What is being asked:
Check every line for the word "Dipole" and state how many lines have it. Reply with the number alone.

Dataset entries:
[start]

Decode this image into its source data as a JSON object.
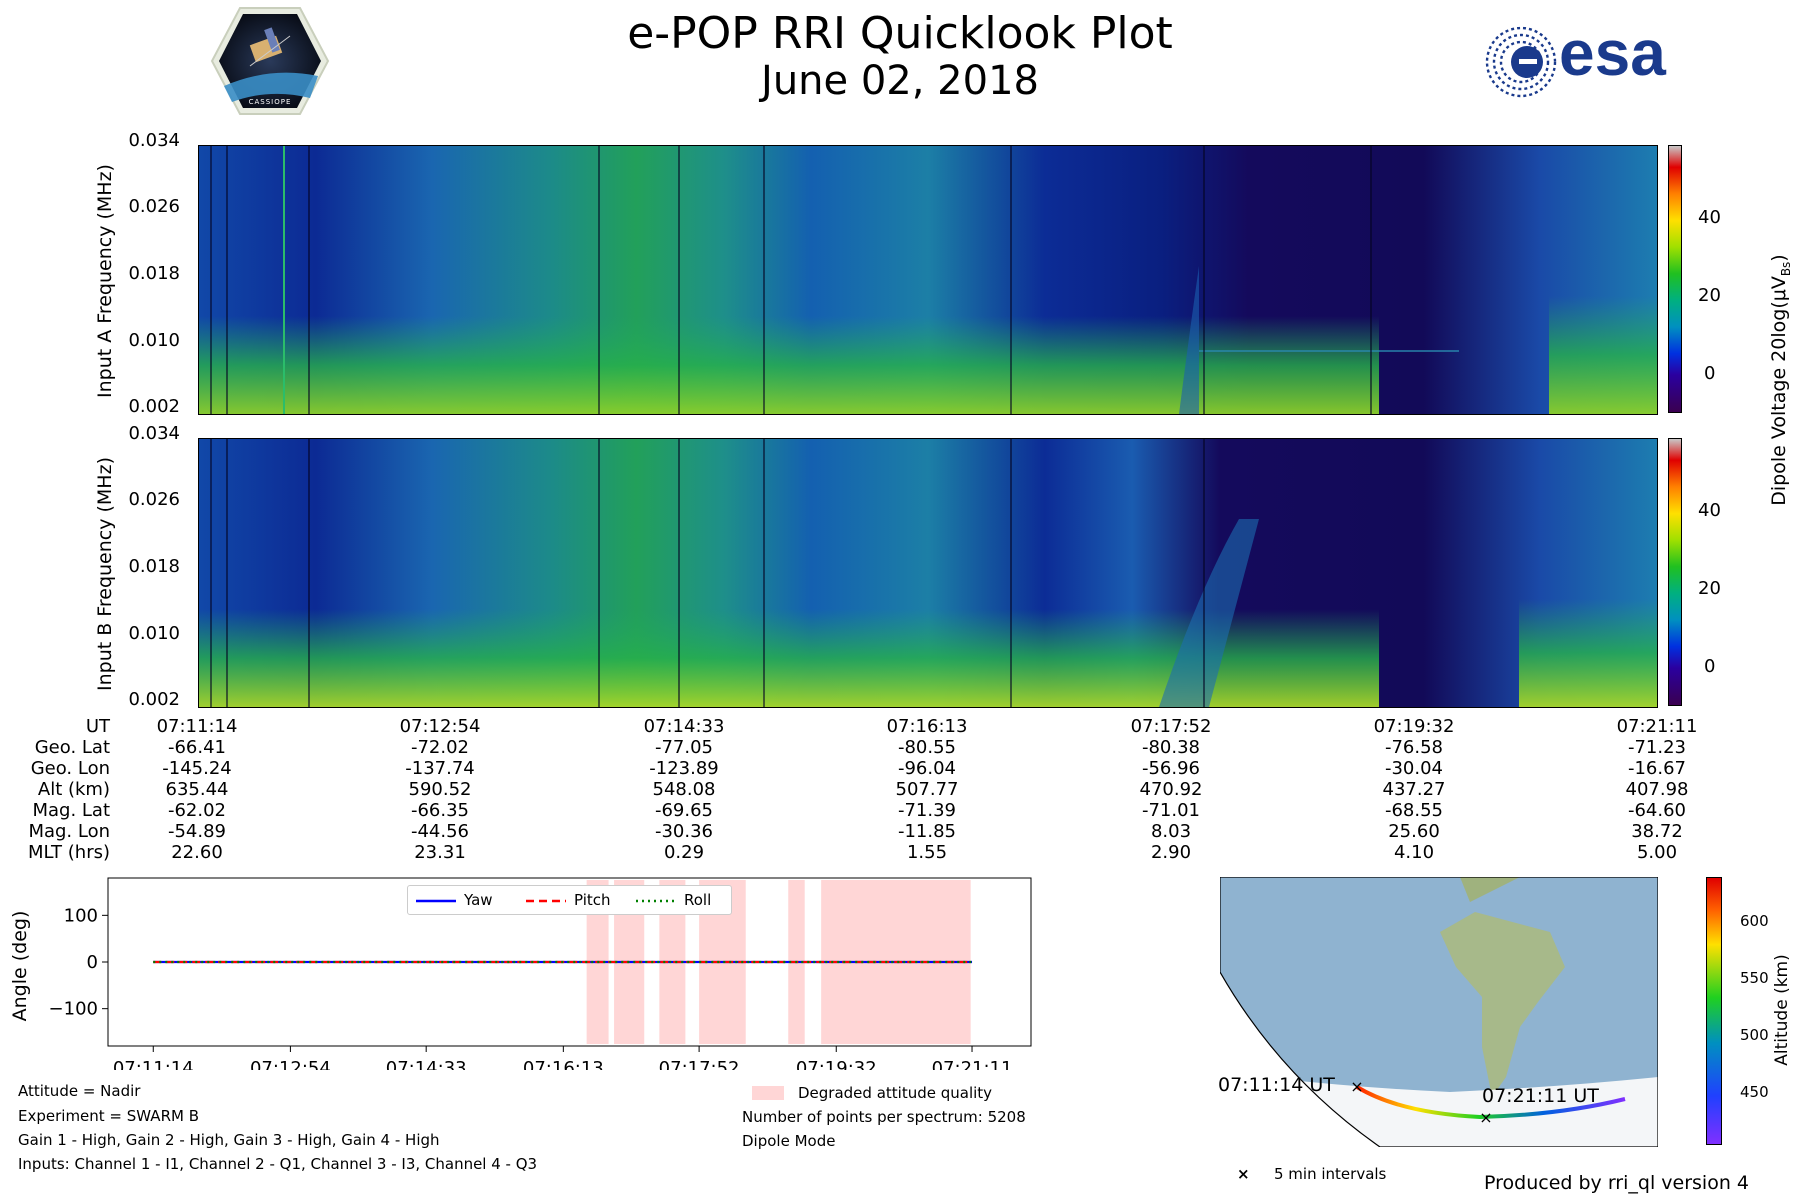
{
  "header": {
    "title": "e-POP RRI Quicklook Plot",
    "date": "June 02, 2018",
    "esa_logo_text": "esa",
    "cassiope_logo_text": "CASSIOPE"
  },
  "panels": {
    "a": {
      "ylabel": "Input A Frequency (MHz)",
      "yticks": [
        "0.034",
        "0.026",
        "0.018",
        "0.010",
        "0.002"
      ]
    },
    "b": {
      "ylabel": "Input B Frequency (MHz)",
      "yticks": [
        "0.034",
        "0.026",
        "0.018",
        "0.010",
        "0.002"
      ]
    }
  },
  "colorbar": {
    "label": "Dipole Voltage 20log(μV",
    "label_sub": "Bs",
    "label_end": ")",
    "ticks": [
      "40",
      "20",
      "0"
    ]
  },
  "orbit_table": {
    "row_labels": [
      "UT",
      "Geo. Lat",
      "Geo. Lon",
      "Alt (km)",
      "Mag. Lat",
      "Mag. Lon",
      "MLT (hrs)"
    ],
    "columns": [
      [
        "07:11:14",
        "-66.41",
        "-145.24",
        "635.44",
        "-62.02",
        "-54.89",
        "22.60"
      ],
      [
        "07:12:54",
        "-72.02",
        "-137.74",
        "590.52",
        "-66.35",
        "-44.56",
        "23.31"
      ],
      [
        "07:14:33",
        "-77.05",
        "-123.89",
        "548.08",
        "-69.65",
        "-30.36",
        "0.29"
      ],
      [
        "07:16:13",
        "-80.55",
        "-96.04",
        "507.77",
        "-71.39",
        "-11.85",
        "1.55"
      ],
      [
        "07:17:52",
        "-80.38",
        "-56.96",
        "470.92",
        "-71.01",
        "8.03",
        "2.90"
      ],
      [
        "07:19:32",
        "-76.58",
        "-30.04",
        "437.27",
        "-68.55",
        "25.60",
        "4.10"
      ],
      [
        "07:21:11",
        "-71.23",
        "-16.67",
        "407.98",
        "-64.60",
        "38.72",
        "5.00"
      ]
    ]
  },
  "attitude_plot": {
    "ylabel": "Angle (deg)",
    "yticks": [
      "100",
      "0",
      "−100"
    ],
    "xticks": [
      "07:11:14",
      "07:12:54",
      "07:14:33",
      "07:16:13",
      "07:17:52",
      "07:19:32",
      "07:21:11"
    ],
    "legend": [
      "Yaw",
      "Pitch",
      "Roll"
    ]
  },
  "chart_data": {
    "type": "line",
    "title": "",
    "xlabel": "",
    "ylabel": "Angle (deg)",
    "ylim": [
      -180,
      180
    ],
    "xlim": [
      "07:11:14",
      "07:21:11"
    ],
    "series": [
      {
        "name": "Yaw",
        "color": "#0000ff",
        "style": "solid",
        "x": [
          "07:11:14",
          "07:21:11"
        ],
        "values": [
          0,
          0
        ]
      },
      {
        "name": "Pitch",
        "color": "#ff0000",
        "style": "dashed",
        "x": [
          "07:11:14",
          "07:21:11"
        ],
        "values": [
          0,
          0
        ]
      },
      {
        "name": "Roll",
        "color": "#008000",
        "style": "dotted",
        "x": [
          "07:11:14",
          "07:21:11"
        ],
        "values": [
          0,
          0
        ]
      }
    ],
    "degraded_intervals": [
      [
        "07:16:30",
        "07:16:46"
      ],
      [
        "07:16:50",
        "07:17:12"
      ],
      [
        "07:17:23",
        "07:17:42"
      ],
      [
        "07:17:52",
        "07:18:26"
      ],
      [
        "07:18:57",
        "07:19:09"
      ],
      [
        "07:19:21",
        "07:21:10"
      ]
    ],
    "degraded_color": "#ffd6d6"
  },
  "footer_left": [
    "Attitude = Nadir",
    "Experiment = SWARM B",
    "Gain 1 - High, Gain 2 - High, Gain 3 - High, Gain 4 - High",
    "Inputs: Channel 1 - I1, Channel 2 - Q1, Channel 3 - I3, Channel 4 - Q3"
  ],
  "footer_mid": {
    "legend": "Degraded attitude quality",
    "points": "Number of points per spectrum: 5208",
    "mode": "Dipole Mode"
  },
  "map": {
    "start_label": "07:11:14 UT",
    "end_label": "07:21:11 UT",
    "interval_legend": "5 min intervals",
    "altitude_label": "Altitude (km)",
    "altitude_ticks": [
      "600",
      "550",
      "500",
      "450"
    ]
  },
  "produced_by": "Produced by rri_ql version 4"
}
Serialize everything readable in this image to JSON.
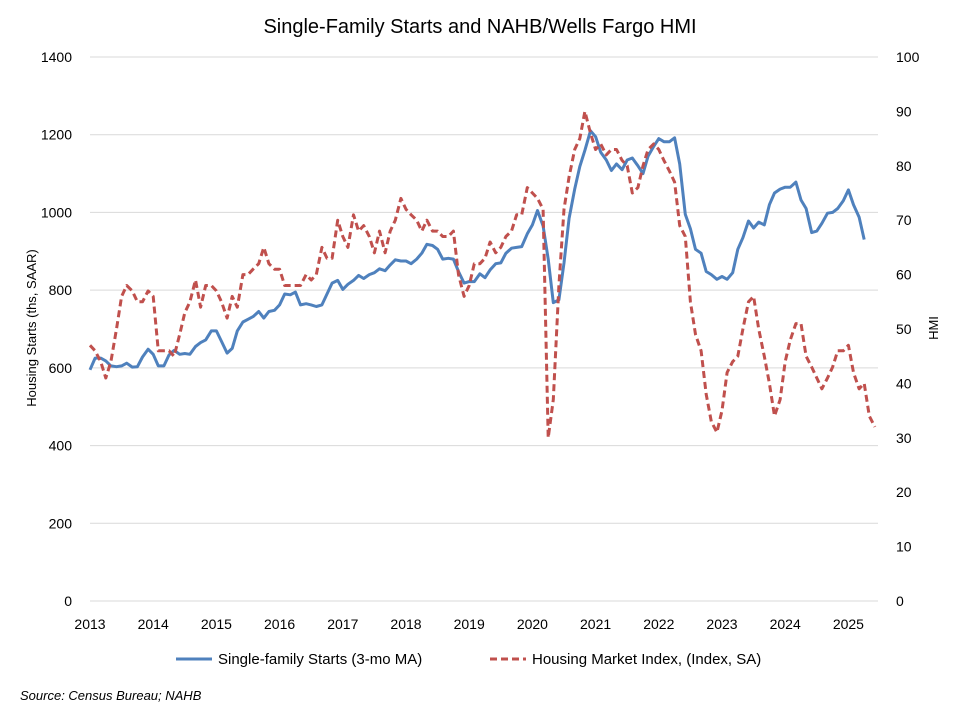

[end]

Right answer:
2